- _Exercise goal_:
Give the records back in full, exactly as they read.

- _Extracted information_:
★ ★ ★ ★ ★ ★ ★

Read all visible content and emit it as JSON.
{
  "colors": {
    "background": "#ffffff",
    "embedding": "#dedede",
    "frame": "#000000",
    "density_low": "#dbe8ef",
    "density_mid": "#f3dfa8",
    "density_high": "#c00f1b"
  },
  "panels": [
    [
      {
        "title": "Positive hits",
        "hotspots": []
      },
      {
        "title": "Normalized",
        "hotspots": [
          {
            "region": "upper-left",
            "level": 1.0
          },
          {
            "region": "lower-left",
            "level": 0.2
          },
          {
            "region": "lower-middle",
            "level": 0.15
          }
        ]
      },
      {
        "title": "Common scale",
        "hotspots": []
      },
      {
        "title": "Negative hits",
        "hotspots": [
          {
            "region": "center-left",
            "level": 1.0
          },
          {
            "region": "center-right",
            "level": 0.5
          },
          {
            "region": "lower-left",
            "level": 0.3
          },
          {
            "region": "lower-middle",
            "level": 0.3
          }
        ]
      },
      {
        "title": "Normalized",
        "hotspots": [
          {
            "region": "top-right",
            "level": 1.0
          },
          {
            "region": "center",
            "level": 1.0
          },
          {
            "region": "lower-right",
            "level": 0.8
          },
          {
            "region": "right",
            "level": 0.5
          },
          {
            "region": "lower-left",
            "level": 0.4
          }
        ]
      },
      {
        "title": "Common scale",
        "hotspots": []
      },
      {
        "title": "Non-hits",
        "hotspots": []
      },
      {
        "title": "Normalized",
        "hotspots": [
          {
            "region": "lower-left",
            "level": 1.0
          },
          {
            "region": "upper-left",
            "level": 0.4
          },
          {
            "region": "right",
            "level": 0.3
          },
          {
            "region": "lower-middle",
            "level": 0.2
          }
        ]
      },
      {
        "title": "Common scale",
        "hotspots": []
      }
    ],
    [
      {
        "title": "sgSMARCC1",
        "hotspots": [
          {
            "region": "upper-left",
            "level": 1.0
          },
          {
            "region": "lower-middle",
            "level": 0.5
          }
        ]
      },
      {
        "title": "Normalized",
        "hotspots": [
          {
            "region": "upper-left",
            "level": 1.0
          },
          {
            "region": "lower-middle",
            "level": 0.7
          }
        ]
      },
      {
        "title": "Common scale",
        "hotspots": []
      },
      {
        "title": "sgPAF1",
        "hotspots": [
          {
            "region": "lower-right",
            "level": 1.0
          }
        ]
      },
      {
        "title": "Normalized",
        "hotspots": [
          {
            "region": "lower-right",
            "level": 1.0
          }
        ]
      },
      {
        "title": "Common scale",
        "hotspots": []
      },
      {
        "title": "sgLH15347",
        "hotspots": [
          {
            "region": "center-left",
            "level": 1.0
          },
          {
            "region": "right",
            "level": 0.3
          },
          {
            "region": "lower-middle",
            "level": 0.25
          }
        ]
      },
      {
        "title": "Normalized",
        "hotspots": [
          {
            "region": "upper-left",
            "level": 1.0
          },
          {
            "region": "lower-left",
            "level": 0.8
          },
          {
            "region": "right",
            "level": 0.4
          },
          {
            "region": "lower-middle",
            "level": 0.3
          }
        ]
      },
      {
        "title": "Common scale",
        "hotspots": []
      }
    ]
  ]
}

★ ★ ★ ★ ★ ★ ★

- _The solution_:
Read all visible content and emit it as JSON.
{
  "colors": {
    "background": "#ffffff",
    "embedding": "#dedede",
    "frame": "#000000",
    "density_low": "#dbe8ef",
    "density_mid": "#f3dfa8",
    "density_high": "#c00f1b"
  },
  "panels": [
    [
      {
        "title": "Positive hits",
        "hotspots": []
      },
      {
        "title": "Normalized",
        "hotspots": [
          {
            "region": "upper-left",
            "level": 1.0
          },
          {
            "region": "lower-left",
            "level": 0.2
          },
          {
            "region": "lower-middle",
            "level": 0.15
          }
        ]
      },
      {
        "title": "Common scale",
        "hotspots": []
      },
      {
        "title": "Negative hits",
        "hotspots": [
          {
            "region": "center-left",
            "level": 1.0
          },
          {
            "region": "center-right",
            "level": 0.5
          },
          {
            "region": "lower-left",
            "level": 0.3
          },
          {
            "region": "lower-middle",
            "level": 0.3
          }
        ]
      },
      {
        "title": "Normalized",
        "hotspots": [
          {
            "region": "top-right",
            "level": 1.0
          },
          {
            "region": "center",
            "level": 1.0
          },
          {
            "region": "lower-right",
            "level": 0.8
          },
          {
            "region": "right",
            "level": 0.5
          },
          {
            "region": "lower-left",
            "level": 0.4
          }
        ]
      },
      {
        "title": "Common scale",
        "hotspots": []
      },
      {
        "title": "Non-hits",
        "hotspots": []
      },
      {
        "title": "Normalized",
        "hotspots": [
          {
            "region": "lower-left",
            "level": 1.0
          },
          {
            "region": "upper-left",
            "level": 0.4
          },
          {
            "region": "right",
            "level": 0.3
          },
          {
            "region": "lower-middle",
            "level": 0.2
          }
        ]
      },
      {
        "title": "Common scale",
        "hotspots": []
      }
    ],
    [
      {
        "title": "sgSMARCC1",
        "hotspots": [
          {
            "region": "upper-left",
            "level": 1.0
          },
          {
            "region": "lower-middle",
            "level": 0.5
          }
        ]
      },
      {
        "title": "Normalized",
        "hotspots": [
          {
            "region": "upper-left",
            "level": 1.0
          },
          {
            "region": "lower-middle",
            "level": 0.7
          }
        ]
      },
      {
        "title": "Common scale",
        "hotspots": []
      },
      {
        "title": "sgPAF1",
        "hotspots": [
          {
            "region": "lower-right",
            "level": 1.0
          }
        ]
      },
      {
        "title": "Normalized",
        "hotspots": [
          {
            "region": "lower-right",
            "level": 1.0
          }
        ]
      },
      {
        "title": "Common scale",
        "hotspots": []
      },
      {
        "title": "sgLH15347",
        "hotspots": [
          {
            "region": "center-left",
            "level": 1.0
          },
          {
            "region": "right",
            "level": 0.3
          },
          {
            "region": "lower-middle",
            "level": 0.25
          }
        ]
      },
      {
        "title": "Normalized",
        "hotspots": [
          {
            "region": "upper-left",
            "level": 1.0
          },
          {
            "region": "lower-left",
            "level": 0.8
          },
          {
            "region": "right",
            "level": 0.4
          },
          {
            "region": "lower-middle",
            "level": 0.3
          }
        ]
      },
      {
        "title": "Common scale",
        "hotspots": []
      }
    ]
  ]
}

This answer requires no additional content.